Figure dataset records:
____

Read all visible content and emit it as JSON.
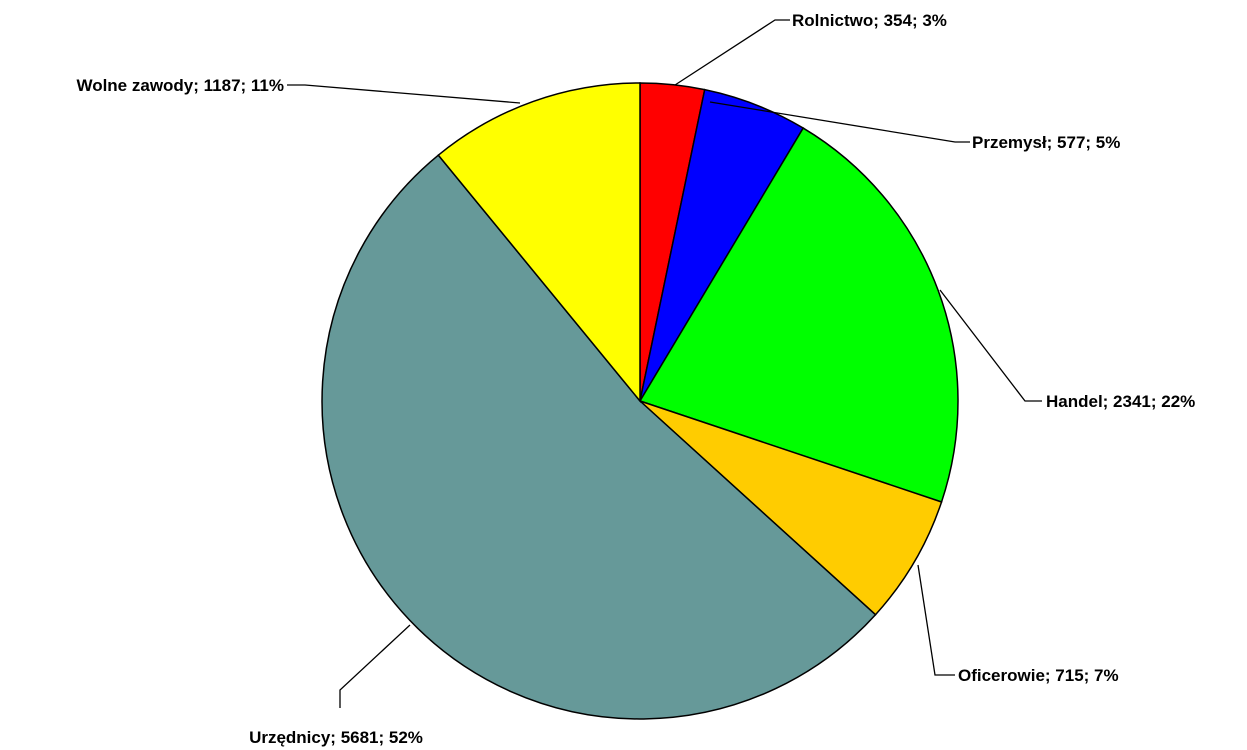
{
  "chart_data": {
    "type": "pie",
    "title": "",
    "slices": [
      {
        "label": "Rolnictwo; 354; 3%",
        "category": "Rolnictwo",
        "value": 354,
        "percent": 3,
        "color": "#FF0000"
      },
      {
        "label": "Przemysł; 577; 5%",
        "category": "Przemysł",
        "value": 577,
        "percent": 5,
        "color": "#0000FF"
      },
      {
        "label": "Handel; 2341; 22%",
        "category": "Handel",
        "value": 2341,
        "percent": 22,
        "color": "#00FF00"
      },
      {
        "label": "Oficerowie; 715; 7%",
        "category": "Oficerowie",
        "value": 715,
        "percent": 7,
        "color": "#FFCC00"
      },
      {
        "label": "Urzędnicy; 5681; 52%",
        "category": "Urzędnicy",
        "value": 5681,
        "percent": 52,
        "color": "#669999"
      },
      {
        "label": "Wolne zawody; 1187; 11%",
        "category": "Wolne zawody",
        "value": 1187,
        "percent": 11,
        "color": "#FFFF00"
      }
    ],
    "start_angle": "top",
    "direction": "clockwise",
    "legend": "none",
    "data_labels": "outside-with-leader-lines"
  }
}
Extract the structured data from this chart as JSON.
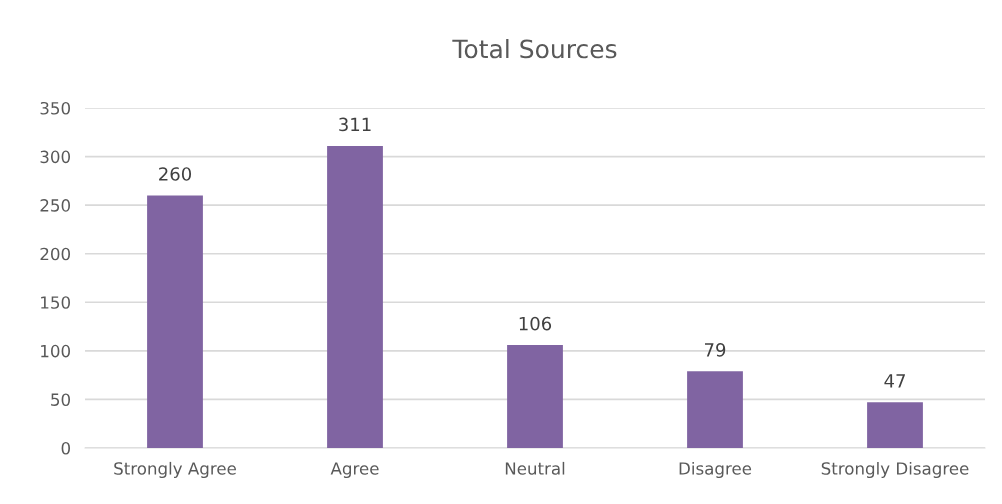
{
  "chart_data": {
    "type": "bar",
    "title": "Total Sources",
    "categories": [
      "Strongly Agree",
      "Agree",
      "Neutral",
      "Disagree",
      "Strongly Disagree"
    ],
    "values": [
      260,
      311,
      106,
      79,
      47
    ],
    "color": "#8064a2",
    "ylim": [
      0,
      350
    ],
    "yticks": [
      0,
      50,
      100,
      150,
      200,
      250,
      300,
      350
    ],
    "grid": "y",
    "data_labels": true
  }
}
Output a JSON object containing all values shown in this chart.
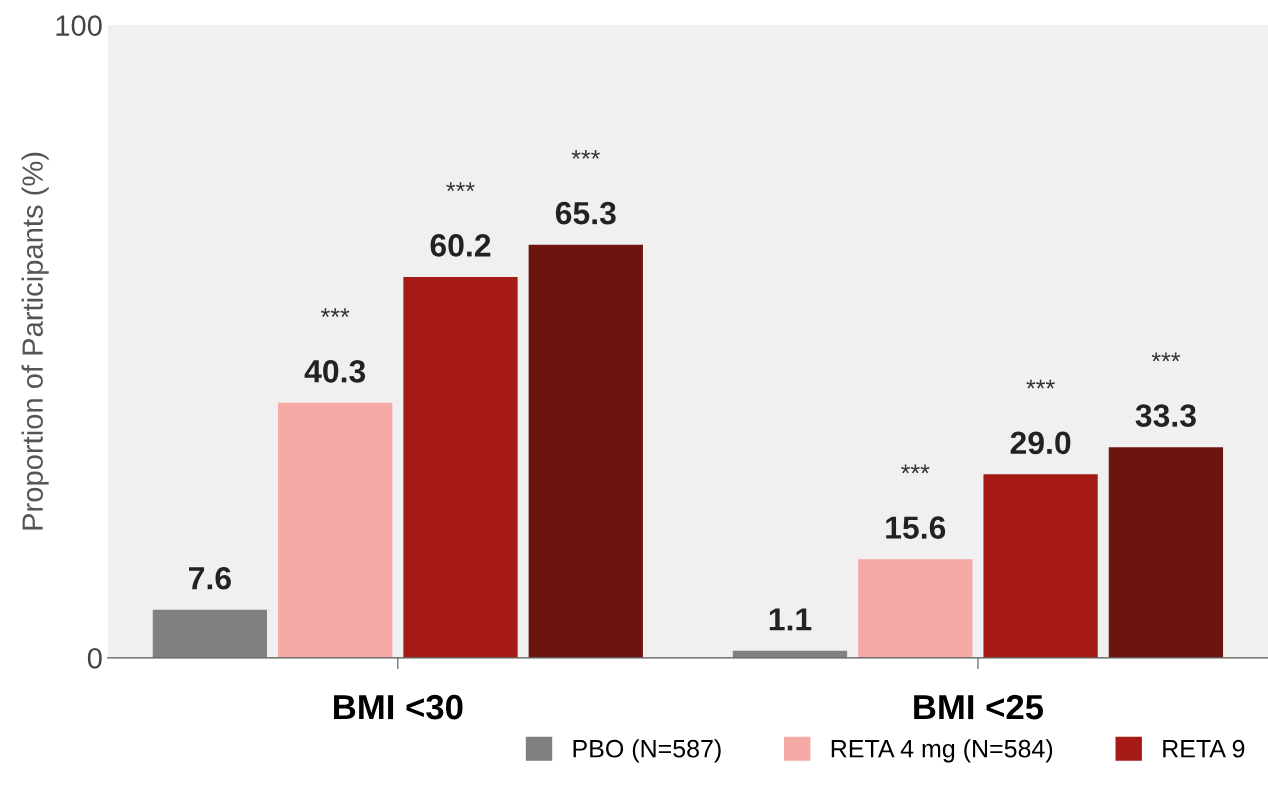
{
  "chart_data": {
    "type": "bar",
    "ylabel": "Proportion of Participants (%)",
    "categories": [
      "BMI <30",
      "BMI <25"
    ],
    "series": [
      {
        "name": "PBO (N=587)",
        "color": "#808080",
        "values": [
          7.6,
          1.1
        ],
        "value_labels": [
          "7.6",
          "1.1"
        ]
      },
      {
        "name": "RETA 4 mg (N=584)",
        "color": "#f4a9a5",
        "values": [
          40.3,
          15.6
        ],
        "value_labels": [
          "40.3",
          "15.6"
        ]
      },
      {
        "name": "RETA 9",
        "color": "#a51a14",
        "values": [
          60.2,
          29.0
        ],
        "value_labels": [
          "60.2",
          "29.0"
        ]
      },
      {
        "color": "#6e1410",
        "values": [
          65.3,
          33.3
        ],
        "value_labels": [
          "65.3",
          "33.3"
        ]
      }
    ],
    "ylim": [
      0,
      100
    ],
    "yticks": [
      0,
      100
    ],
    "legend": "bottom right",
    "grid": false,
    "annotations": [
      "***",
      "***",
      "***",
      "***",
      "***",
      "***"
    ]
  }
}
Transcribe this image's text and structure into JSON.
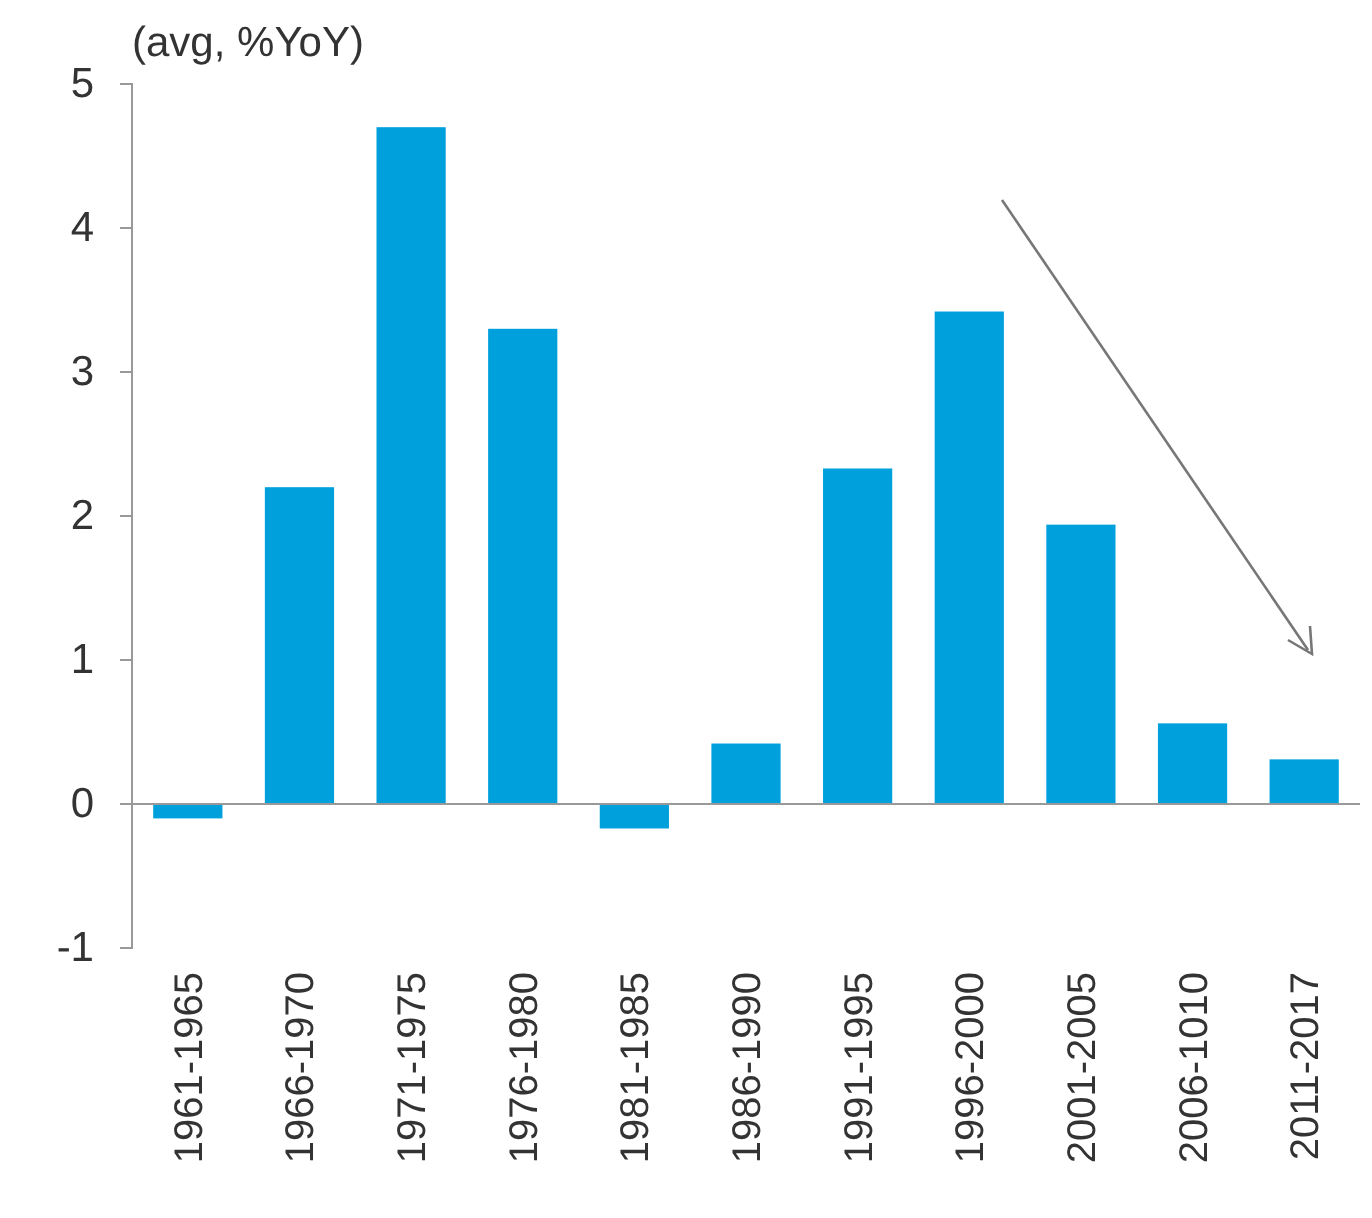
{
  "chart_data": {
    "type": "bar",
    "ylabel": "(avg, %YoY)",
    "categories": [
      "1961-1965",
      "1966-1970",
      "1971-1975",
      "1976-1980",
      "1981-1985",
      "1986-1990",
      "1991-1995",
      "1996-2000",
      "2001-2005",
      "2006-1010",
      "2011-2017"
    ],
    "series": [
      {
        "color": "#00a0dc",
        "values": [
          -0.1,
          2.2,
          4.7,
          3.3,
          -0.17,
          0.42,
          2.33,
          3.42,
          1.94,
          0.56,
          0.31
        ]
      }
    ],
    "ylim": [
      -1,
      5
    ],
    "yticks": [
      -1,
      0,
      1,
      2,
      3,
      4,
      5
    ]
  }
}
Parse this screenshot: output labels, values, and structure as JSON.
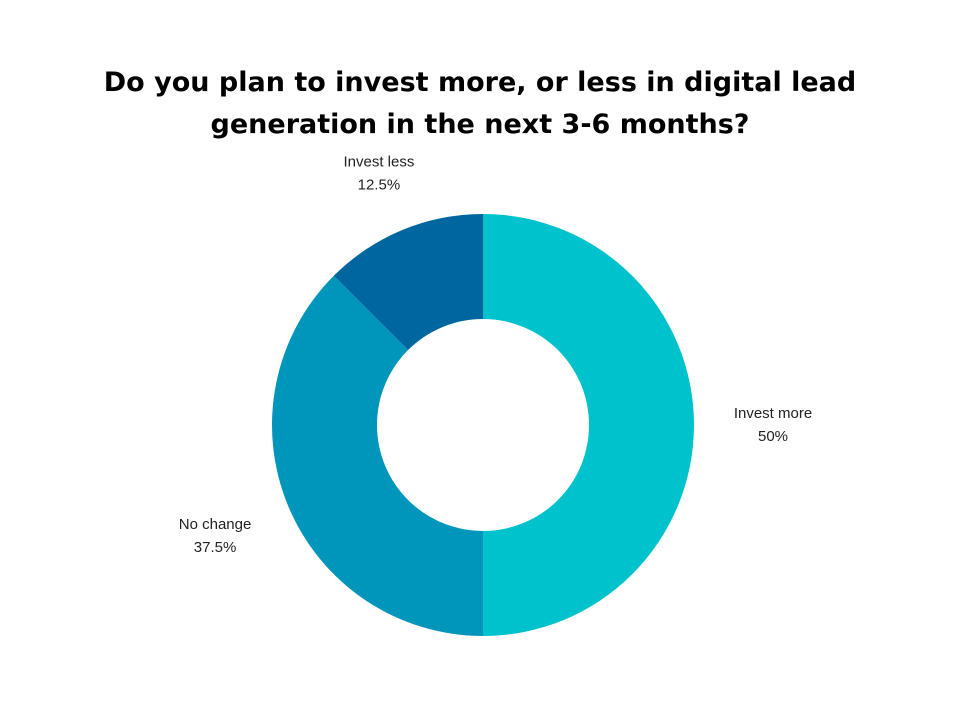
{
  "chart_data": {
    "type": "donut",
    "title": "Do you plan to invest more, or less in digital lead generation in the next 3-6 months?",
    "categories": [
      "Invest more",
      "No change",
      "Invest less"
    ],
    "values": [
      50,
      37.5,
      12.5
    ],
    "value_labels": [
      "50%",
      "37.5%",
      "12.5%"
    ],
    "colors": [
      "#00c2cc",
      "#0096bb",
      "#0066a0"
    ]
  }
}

____

## PROBLEM
Copy each line in full and exactly, omitting any picture.

## THE COMPLETED TASK
Read all visible content and emit it as JSON.
{
  "chart_data": {
    "type": "pie",
    "title": "",
    "slices": [
      {
        "label": "Rolnictwo; 354; 3%",
        "category": "Rolnictwo",
        "value": 354,
        "percent": 3,
        "color": "#FF0000"
      },
      {
        "label": "Przemysł; 577; 5%",
        "category": "Przemysł",
        "value": 577,
        "percent": 5,
        "color": "#0000FF"
      },
      {
        "label": "Handel; 2341; 22%",
        "category": "Handel",
        "value": 2341,
        "percent": 22,
        "color": "#00FF00"
      },
      {
        "label": "Oficerowie; 715; 7%",
        "category": "Oficerowie",
        "value": 715,
        "percent": 7,
        "color": "#FFCC00"
      },
      {
        "label": "Urzędnicy; 5681; 52%",
        "category": "Urzędnicy",
        "value": 5681,
        "percent": 52,
        "color": "#669999"
      },
      {
        "label": "Wolne zawody; 1187; 11%",
        "category": "Wolne zawody",
        "value": 1187,
        "percent": 11,
        "color": "#FFFF00"
      }
    ],
    "start_angle": "top",
    "direction": "clockwise",
    "legend": "none",
    "data_labels": "outside-with-leader-lines"
  }
}
Extract the structured data from this chart as JSON.
{
  "chart_data": {
    "type": "bar",
    "title": "Total Sources",
    "categories": [
      "Strongly Agree",
      "Agree",
      "Neutral",
      "Disagree",
      "Strongly Disagree"
    ],
    "values": [
      260,
      311,
      106,
      79,
      47
    ],
    "color": "#8064a2",
    "ylim": [
      0,
      350
    ],
    "yticks": [
      0,
      50,
      100,
      150,
      200,
      250,
      300,
      350
    ],
    "grid": "y",
    "data_labels": true
  }
}
Output a JSON object containing all values shown in this chart.
{
  "chart_data": {
    "type": "bar",
    "ylabel": "Proportion of Participants (%)",
    "categories": [
      "BMI <30",
      "BMI <25"
    ],
    "series": [
      {
        "name": "PBO (N=587)",
        "color": "#808080",
        "values": [
          7.6,
          1.1
        ],
        "value_labels": [
          "7.6",
          "1.1"
        ]
      },
      {
        "name": "RETA 4 mg (N=584)",
        "color": "#f4a9a5",
        "values": [
          40.3,
          15.6
        ],
        "value_labels": [
          "40.3",
          "15.6"
        ]
      },
      {
        "name": "RETA 9",
        "color": "#a51a14",
        "values": [
          60.2,
          29.0
        ],
        "value_labels": [
          "60.2",
          "29.0"
        ]
      },
      {
        "color": "#6e1410",
        "values": [
          65.3,
          33.3
        ],
        "value_labels": [
          "65.3",
          "33.3"
        ]
      }
    ],
    "ylim": [
      0,
      100
    ],
    "yticks": [
      0,
      100
    ],
    "legend": "bottom right",
    "grid": false,
    "annotations": [
      "***",
      "***",
      "***",
      "***",
      "***",
      "***"
    ]
  }
}
Transcribe this image's text and structure into JSON.
{
  "chart_data": {
    "type": "bar",
    "ylabel": "(avg, %YoY)",
    "categories": [
      "1961-1965",
      "1966-1970",
      "1971-1975",
      "1976-1980",
      "1981-1985",
      "1986-1990",
      "1991-1995",
      "1996-2000",
      "2001-2005",
      "2006-1010",
      "2011-2017"
    ],
    "series": [
      {
        "color": "#00a0dc",
        "values": [
          -0.1,
          2.2,
          4.7,
          3.3,
          -0.17,
          0.42,
          2.33,
          3.42,
          1.94,
          0.56,
          0.31
        ]
      }
    ],
    "ylim": [
      -1,
      5
    ],
    "yticks": [
      -1,
      0,
      1,
      2,
      3,
      4,
      5
    ]
  }
}
Parse this screenshot: output labels, values, and structure as JSON.
{
  "chart_data": {
    "type": "donut",
    "title": "Do you plan to invest more, or less in digital lead generation in the next 3-6 months?",
    "categories": [
      "Invest more",
      "No change",
      "Invest less"
    ],
    "values": [
      50,
      37.5,
      12.5
    ],
    "value_labels": [
      "50%",
      "37.5%",
      "12.5%"
    ],
    "colors": [
      "#00c2cc",
      "#0096bb",
      "#0066a0"
    ]
  }
}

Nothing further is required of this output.